### DOCUMENT EXTRACT
— Start —
[net.unix] rcs blows up on suns

dpn@panda.UUCP (Dale P. Nielsen) (08/29/85)

***

RCS blows up on Suns in part because Suns insist that a null pointer be a
pointer to a null string; zero pointers won't do.  Before I start digging
through it, is anyone out there in net-land aware of a fix to this problem?
If so, please send me mail!  Thank you.

--

			--Dale P. Nielsen
			  GenRad, Incorporated
			  Concord, Massachusetts

			  {decvax,linus,masscomp,mit-eddie}!genrad!panda!dpn

jww@sdcsvax.UUCP (Joel West) (08/31/85)

> RCS blows up on Suns in part because Suns insist that a null pointer be a
> pointer to a null string; zero pointers won't do.

Is this for real?  Does any other system adopt this perverse convention?

	Joel West	CACI, Inc. - Federal (c/o UC San Diego)
	{ucbvax,decvax,ihnp4}!sdcsvax!jww
	jww@SDCSVAX.ARPA

west@sdcsla.UUCP (Larry West) (08/31/85)

>> RCS blows up on Suns in part because Suns insist that a null pointer be a
>> pointer to a null string; zero pointers won't do.
>
>Is this for real?  Does any other system adopt this perverse convention?

I (and others here) have been using RCS on Suns extensively for
years.   I've never had any problems with it, and I don't think
anyone else has had anything major go wrong.   So I doubt that
the bad RCS code was that distributed by SMI.

I suspect that what the original poster was complaining about was
that things like:
	if ( *p ) ... ;
[equal time for those who prefer more characters:]
	if ( *p != '\0' ) ... ;
cause address faults on the Suns when (p == 0).

When "p" == 0, of course, the above code is improper, unless your
address space goes down to zero [it doesn't].   This will work
on a Vax (e.g.), for no particularly good reason.   If you ever
intend to use something other than a Vax, you'd be safer writing
things like:
	if ( p && *p ) ... ;

I happen to like the way it works on the Vax, but it's a fluke
and not to be counted on in general.
-- 

Larry West			Institute for Cognitive Science
(USA+619-)452-6220		UC San Diego (mailcode C-015) [x6220]
ARPA: <west@nprdc.ARPA>		La Jolla, CA  92093  U.S.A.
UUCP: {ucbvax,sdcrdcf,decvax,ihnp4}!sdcsvax!sdcsla!west OR ulysses!sdcsla!west

west@sdcsla.UUCP (Larry West) (09/06/85)

In article <961@sdcsla.UUCP> west@sdcsla.UUCP (Larry West) writes:
>>> RCS blows up on Suns in part because Suns insist that a null pointer be a
>>> pointer to a null string; zero pointers won't do.
>>
>>Is this for real?  Does any other system adopt this perverse convention?
— End —
### EXTRACTED ENTRIES
— Start —
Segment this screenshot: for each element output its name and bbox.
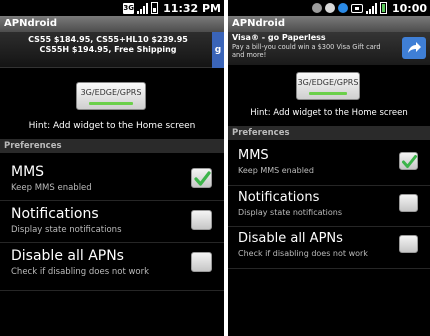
— End —
— Start —
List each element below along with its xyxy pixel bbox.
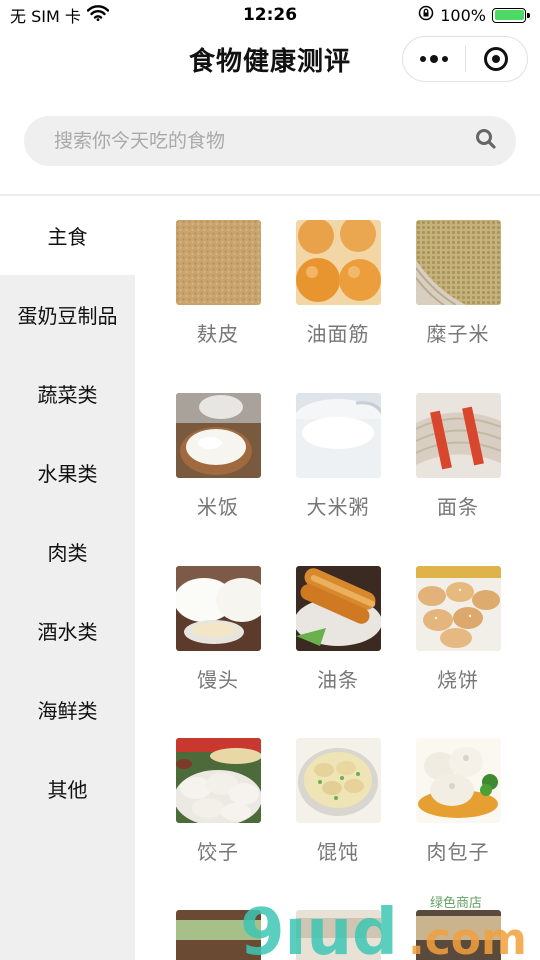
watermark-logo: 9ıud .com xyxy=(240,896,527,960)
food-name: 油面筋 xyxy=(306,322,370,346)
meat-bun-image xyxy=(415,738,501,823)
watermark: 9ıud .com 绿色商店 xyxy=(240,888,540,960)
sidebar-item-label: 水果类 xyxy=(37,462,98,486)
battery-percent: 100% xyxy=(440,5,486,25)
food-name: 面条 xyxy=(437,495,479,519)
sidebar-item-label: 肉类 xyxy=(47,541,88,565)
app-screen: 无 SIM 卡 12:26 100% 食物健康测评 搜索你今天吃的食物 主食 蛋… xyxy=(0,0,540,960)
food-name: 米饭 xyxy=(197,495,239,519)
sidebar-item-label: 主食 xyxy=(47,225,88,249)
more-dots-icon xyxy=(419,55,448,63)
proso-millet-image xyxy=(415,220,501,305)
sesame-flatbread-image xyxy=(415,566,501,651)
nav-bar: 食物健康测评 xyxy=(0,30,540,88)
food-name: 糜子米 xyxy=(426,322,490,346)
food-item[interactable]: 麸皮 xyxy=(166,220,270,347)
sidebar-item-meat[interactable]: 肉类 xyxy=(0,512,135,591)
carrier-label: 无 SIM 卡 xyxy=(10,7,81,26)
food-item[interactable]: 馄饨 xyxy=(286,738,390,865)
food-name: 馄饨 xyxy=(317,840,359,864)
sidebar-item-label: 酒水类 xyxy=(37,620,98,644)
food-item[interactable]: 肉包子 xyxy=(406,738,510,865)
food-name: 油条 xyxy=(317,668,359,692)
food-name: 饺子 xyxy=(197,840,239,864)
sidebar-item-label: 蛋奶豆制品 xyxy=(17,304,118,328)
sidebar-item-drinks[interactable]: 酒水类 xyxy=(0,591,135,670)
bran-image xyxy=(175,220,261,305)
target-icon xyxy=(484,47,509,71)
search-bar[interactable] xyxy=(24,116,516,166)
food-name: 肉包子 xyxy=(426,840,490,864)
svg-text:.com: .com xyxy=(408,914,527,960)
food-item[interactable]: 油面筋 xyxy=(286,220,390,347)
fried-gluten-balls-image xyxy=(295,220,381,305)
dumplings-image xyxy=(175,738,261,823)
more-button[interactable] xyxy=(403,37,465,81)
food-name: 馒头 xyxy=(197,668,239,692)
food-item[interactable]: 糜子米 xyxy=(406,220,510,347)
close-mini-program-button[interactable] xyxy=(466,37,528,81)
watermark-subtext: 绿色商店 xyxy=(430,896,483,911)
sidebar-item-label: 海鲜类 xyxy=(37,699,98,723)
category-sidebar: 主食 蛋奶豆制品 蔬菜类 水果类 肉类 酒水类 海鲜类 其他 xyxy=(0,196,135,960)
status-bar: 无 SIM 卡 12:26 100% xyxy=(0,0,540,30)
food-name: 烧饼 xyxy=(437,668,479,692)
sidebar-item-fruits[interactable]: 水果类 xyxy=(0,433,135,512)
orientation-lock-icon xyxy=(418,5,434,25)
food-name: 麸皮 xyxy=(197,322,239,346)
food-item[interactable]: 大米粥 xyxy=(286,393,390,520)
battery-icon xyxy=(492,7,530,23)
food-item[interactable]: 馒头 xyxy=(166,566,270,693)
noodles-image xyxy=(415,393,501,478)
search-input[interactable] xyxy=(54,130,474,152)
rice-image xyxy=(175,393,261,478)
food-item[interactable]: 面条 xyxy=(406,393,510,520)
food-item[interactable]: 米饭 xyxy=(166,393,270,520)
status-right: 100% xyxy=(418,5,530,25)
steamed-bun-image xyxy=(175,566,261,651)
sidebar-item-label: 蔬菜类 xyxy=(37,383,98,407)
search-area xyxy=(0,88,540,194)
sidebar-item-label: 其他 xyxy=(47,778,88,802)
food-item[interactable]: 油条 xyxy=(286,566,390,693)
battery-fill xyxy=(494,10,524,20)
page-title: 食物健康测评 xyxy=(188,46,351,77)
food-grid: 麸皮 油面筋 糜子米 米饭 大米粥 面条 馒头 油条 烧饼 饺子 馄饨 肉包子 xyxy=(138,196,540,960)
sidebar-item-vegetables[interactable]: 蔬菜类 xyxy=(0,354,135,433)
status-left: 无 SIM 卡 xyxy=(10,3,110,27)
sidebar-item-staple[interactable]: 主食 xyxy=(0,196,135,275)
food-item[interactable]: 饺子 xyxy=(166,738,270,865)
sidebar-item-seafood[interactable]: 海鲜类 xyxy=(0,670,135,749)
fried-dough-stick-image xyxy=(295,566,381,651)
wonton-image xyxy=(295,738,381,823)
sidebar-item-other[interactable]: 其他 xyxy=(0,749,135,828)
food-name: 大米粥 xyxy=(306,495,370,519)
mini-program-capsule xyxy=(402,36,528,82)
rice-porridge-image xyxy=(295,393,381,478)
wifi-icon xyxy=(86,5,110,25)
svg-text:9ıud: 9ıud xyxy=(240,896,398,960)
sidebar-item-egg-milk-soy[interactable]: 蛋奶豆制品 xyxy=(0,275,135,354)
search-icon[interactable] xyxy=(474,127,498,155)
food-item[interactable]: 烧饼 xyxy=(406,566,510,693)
— End —
— Start —
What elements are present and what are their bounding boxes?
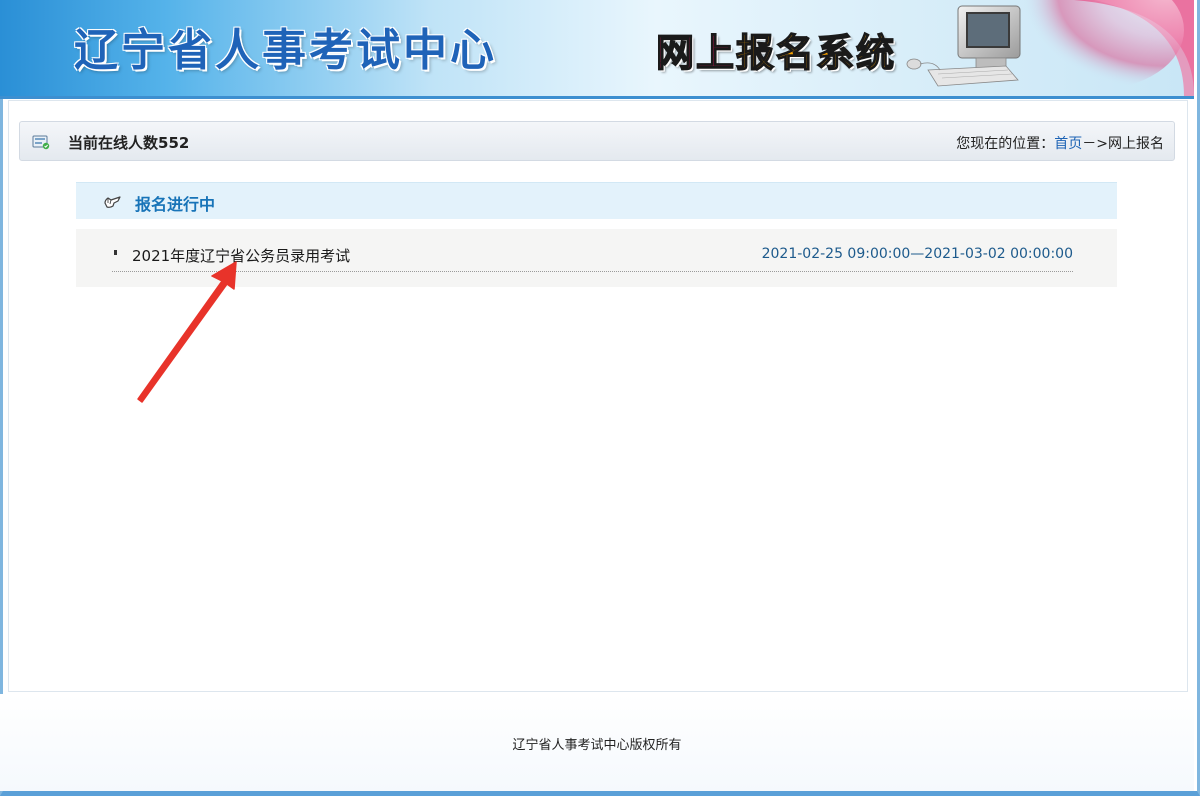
— End —
### TASK GOAL
Pick up the Usenet thread about RCS crashing on Suns after its last line and carry it on.

### RIGHT ANSWER
>I (and others here) have been using RCS on Suns extensively for
>years.   I've never had any problems with it, and I don't think
>anyone else has had anything major go wrong.   So I doubt that
>the bad RCS code was that distributed by SMI.

I was wrong here -- Diana L. Syriac (genrad!panda!dls) sent me
an example command sequence that dumps core on Suns:
	rcs -l foo.c
	rcs -u foo.c

This is indeed a null-pointer problem.   The RCS code is clearly
incorrect here, in that it assumes a null pointer is okay for
"strcmp" or "strcpy".

My apologies to Dale Nielsen (genrad!panda!dpn) for assuming
he was incorrect in his assessment of the problem, simply because
I've never had RCS dump core on me.   Similar apologies to the
net for adding noise to the net.unix group.

As I stated in my original reply, dereferencing zero is always
a bad idea, even though it `works' (returns 0) on Vaxen.   So,
it isn't Sun's fault per se, and I don't think RCS is really
a supported product of Sun Microsystems... (anyone from Sun
care to comment on this?).

Larry
-- 

Larry West				(USA+619-)452-6771
Institute for Cognitive Science
UC San Diego (mailcode C-015)
La Jolla, CA  92093  U.S.A.

ARPA:	<west@nprdc.ARPA>	or	<west@ucsd.ARPA>
UUCP:	{ucbvax,sdcrdcf,decvax,ihnp4}!sdcsvax!sdcsla!west
  or	{sun,ulysses}!sdcsla!west

guy@sun.uucp (Guy Harris) (09/09/85)

> As I stated in my original reply, dereferencing zero is always
> a bad idea, even though it `works' (returns 0) on Vaxen.   So,
> it isn't Sun's fault per se, and I don't think RCS is really
> a supported product of Sun Microsystems... (anyone from Sun
> care to comment on this?).

RCS is not a supported product of Sun Microsystems.  SMI doesn't distribute
RCS on any of its standard distribution tapes.

Here's a fix to "rcs.c" to keep it from dropping core (this fix was
originally discovered on another 68000-family machine which prohibits
dereferencing null pointers):

*** rcs.c.broken	Sun Sep  8 15:25:18 1985
--- rcs.c	Sun Sep  8 15:26:51 1985
***************
*** 982,988
          dummy.nextlock=next=Locks;
          trail = &dummy;
          while (next!=nil) {
!                numr = strcmp(num, next->delta->num);
                 if ((whor=strcmp(who,next->login))==0 &&
                    (num==nil || numr==0))
                          break; /* found a lock */

--- 982,989 -----
          dummy.nextlock=next=Locks;
          trail = &dummy;
          while (next!=nil) {
!                if(num!=nil)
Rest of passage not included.